■ **Quelle**

----

Europarecht

Nutzung einer Quelle zu Trinkwasserzwecken auch ohne Festsetzung eines Wasserschutzgebiets möglich

Aktenzeichen  RN 8 K 16.1496

Datum:
6.11.2017
Rechtsgebiet:
Gerichtsart:
VG
Gerichtsort:
Regensburg
Rechtsweg:
Verwaltungsgerichtsbarkeit
Normen:
WHG WHG § 12 Abs. 2
WHG § 100 Abs. 1 Satz 2 WHG i.V.m. Art. 58 Abs. 1 Satz 2 BayWG

 

Leitsatz

1. Bei dem Begriff der schädlichen Gewässerveränderung (§ 3 Nr. 10 WHG) handelt es sich um einen gerichtlich voll überprüfbaren unbestimmten Rechtsbegriff; ein Beurteilungsspielraum besteht insbesondere wegen der entscheidenden Bedeutung des dem Begriff innewohnenden “Wohles der Allgemeinheit” nicht. (Rn. 19) (redaktioneller Leitsatz)
2. Wenn eine andere Möglichkeit des Schutzes des Grundwassers besteht, kann auch von der Festsetzung eines Wasserschutzgebiets abgesehen werden. Die Erteilung einer wasserrechtlichen Gestattung hängt nicht von der Ausweisung eines Wasserschutzgebiets ab. (Rn. 24) (redaktioneller Leitsatz)
3. Um eine Quelle zur Trinkwasserversorgung zu nutzen, ist nicht erforderlich, dass diese Quelle einen bestehenden Trinkwasserbedarf zu 100 Prozent abdeckt; auch ein “zweites Standbein” für die Trinkwasserversorgung kommt in Betracht. (Rn. 25) (redaktioneller Leitsatz)

Tenor

I. Der Bescheid des Landratsamts Passau vom 22. August 2016 wird in den Ziffern 1 bis 3 aufgehoben und der Beklagte wird verpflichtet über den Antrag auf wasserrechtliche Gestattung vom 30. Juni 2015 unter Beachtung der Rechtsauffassung des Gerichts neu zu entscheiden.

----

■ **Gestellte Aufgaben**
a - Von welcher Behörde stammt der Bescheid, den das Gericht im Tenor der Entscheidung zur Trinkwassernutzung einer Quelle teilweise aufhebt?
b - Setzen Sie die Gerichtsentscheidung zur Trinkwassernutzung einer Quelle im Anschluss an ihren letzten Satz fort.

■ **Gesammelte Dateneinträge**
----

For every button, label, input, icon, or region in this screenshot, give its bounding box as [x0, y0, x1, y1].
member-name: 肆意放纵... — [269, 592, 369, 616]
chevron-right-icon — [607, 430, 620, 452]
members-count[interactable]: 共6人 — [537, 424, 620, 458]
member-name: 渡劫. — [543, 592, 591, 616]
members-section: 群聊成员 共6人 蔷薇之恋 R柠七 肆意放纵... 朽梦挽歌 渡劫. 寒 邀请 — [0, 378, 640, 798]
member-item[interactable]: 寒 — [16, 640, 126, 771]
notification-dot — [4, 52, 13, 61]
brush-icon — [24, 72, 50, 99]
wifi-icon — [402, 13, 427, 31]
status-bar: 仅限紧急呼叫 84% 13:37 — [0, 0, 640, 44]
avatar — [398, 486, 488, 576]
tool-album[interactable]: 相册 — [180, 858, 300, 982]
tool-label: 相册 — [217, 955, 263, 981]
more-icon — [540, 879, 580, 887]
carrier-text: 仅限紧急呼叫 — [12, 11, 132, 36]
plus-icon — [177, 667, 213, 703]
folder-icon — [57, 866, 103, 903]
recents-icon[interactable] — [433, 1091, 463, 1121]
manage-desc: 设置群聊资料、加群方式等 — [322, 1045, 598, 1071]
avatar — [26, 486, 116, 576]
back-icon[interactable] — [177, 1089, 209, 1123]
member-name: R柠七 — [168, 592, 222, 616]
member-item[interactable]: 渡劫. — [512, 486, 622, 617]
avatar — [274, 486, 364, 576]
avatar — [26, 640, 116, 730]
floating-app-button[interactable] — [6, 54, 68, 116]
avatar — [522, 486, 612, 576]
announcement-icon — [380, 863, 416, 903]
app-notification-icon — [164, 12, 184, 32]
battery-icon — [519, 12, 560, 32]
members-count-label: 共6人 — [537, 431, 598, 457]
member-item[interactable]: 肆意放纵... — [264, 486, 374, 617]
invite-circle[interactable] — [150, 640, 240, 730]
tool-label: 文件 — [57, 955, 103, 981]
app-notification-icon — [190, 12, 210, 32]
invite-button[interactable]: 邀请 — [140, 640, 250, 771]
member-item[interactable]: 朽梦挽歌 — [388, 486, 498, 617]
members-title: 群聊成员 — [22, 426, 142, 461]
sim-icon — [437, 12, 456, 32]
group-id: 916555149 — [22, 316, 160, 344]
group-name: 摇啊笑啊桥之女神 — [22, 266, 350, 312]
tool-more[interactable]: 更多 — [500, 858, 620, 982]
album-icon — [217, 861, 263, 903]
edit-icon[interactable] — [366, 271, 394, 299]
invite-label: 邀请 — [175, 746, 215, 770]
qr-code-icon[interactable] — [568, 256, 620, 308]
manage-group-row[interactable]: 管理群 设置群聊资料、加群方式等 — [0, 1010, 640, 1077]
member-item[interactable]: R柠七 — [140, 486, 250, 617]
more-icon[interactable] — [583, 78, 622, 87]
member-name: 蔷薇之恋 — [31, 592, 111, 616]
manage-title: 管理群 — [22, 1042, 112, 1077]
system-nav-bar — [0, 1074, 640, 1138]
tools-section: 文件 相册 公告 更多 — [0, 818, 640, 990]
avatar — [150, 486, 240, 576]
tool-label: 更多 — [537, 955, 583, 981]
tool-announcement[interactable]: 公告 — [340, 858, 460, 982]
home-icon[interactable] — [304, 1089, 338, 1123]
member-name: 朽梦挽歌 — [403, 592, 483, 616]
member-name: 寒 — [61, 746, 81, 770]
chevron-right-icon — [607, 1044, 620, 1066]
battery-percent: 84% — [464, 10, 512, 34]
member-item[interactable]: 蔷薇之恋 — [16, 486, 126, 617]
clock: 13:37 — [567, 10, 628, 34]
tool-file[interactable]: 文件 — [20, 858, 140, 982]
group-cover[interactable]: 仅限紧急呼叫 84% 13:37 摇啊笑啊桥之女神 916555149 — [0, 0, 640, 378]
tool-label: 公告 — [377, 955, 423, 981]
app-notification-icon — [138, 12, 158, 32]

----

■ **Antwortliste**
a - Vom Landratsamt Passau.

b -
II. Die Kosten des Verfahrens hat der Beklagte zu tragen.
III. Das Urteil ist hinsichtlich der Kostenentscheidung vorläufig vollstreckbar. Der Beklagte kann die Vollstreckung durch Sicherheitsleistung oder Hinterlegung in Höhe des vollstreckbaren Betrages abwenden, wenn nicht die Klägerin vor der Vollstreckung Sicherheit in gleicher Höhe leistet.

Gründe

Die Klage ist zulässig und begründet.
I.
Die Klägerin hat einen Anspruch auf ermessensfehlerfreie Neubescheidung unter Beachtung der Rechtsauffassung des Gerichts (§ 113 Abs. 5 Satz 1 VwGO) bezüglich des Antrags auf Erteilung einer beschränkten wasserrechtlichen Erlaubnis für die Quelle S… I vom 30. Juni 2015, weil ein zwingender Versagungsgrund nicht besteht (vgl. unten 1.) und eine ermessensfehlerfreie Entscheidung des Beklagten nicht vorliegt (vgl. unten 2.).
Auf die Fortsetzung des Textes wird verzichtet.